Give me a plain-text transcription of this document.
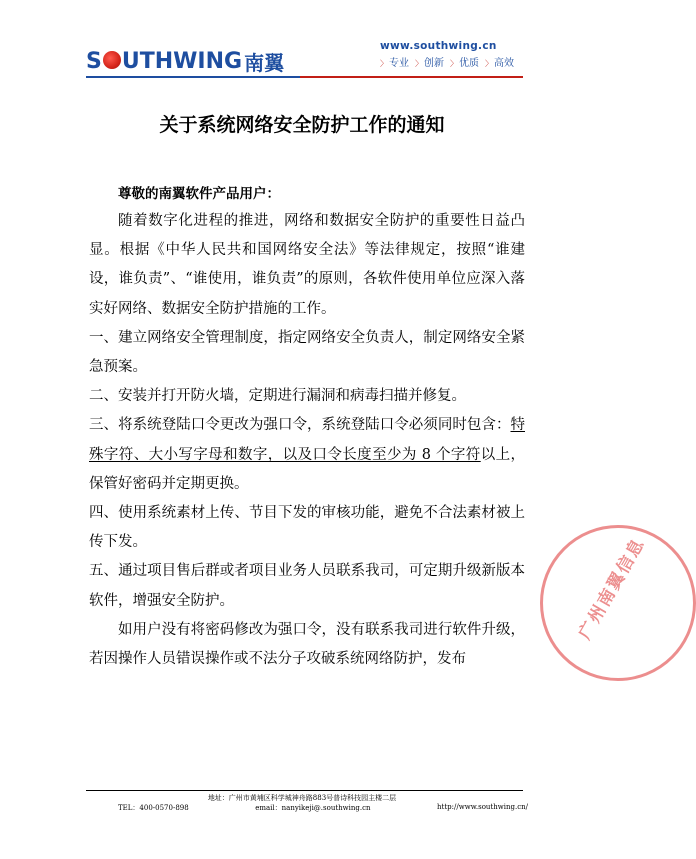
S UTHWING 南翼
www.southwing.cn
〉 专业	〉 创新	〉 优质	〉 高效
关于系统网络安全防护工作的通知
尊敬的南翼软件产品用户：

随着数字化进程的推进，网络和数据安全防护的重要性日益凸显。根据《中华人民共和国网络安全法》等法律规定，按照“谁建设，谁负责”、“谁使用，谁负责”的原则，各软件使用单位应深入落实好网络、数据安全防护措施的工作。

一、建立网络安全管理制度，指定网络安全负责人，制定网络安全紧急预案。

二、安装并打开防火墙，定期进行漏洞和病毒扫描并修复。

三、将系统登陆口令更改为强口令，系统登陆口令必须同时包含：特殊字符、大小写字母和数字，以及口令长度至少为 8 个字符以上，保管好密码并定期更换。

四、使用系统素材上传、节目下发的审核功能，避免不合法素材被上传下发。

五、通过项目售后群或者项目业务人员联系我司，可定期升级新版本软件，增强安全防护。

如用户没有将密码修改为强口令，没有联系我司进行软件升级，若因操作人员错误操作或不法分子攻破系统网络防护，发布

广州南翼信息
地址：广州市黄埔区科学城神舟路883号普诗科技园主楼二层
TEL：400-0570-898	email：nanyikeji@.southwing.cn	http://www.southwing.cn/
********
* YOUR GOAL: Each line above is to be copied verbatim. Drop any image from the copy.

* RESPONSE BELOW:
Give me a plain-text transcription of this document.
S UTHWING 南翼
www.southwing.cn
〉 专业	〉 创新	〉 优质	〉 高效
关于系统网络安全防护工作的通知
尊敬的南翼软件产品用户：

随着数字化进程的推进，网络和数据安全防护的重要性日益凸显。根据《中华人民共和国网络安全法》等法律规定，按照“谁建设，谁负责”、“谁使用，谁负责”的原则，各软件使用单位应深入落实好网络、数据安全防护措施的工作。

一、建立网络安全管理制度，指定网络安全负责人，制定网络安全紧急预案。

二、安装并打开防火墙，定期进行漏洞和病毒扫描并修复。

三、将系统登陆口令更改为强口令，系统登陆口令必须同时包含：特殊字符、大小写字母和数字，以及口令长度至少为 8 个字符以上，保管好密码并定期更换。

四、使用系统素材上传、节目下发的审核功能，避免不合法素材被上传下发。

五、通过项目售后群或者项目业务人员联系我司，可定期升级新版本软件，增强安全防护。

如用户没有将密码修改为强口令，没有联系我司进行软件升级，若因操作人员错误操作或不法分子攻破系统网络防护，发布

广州南翼信息
地址：广州市黄埔区科学城神舟路883号普诗科技园主楼二层
TEL：400-0570-898	email：nanyikeji@.southwing.cn	http://www.southwing.cn/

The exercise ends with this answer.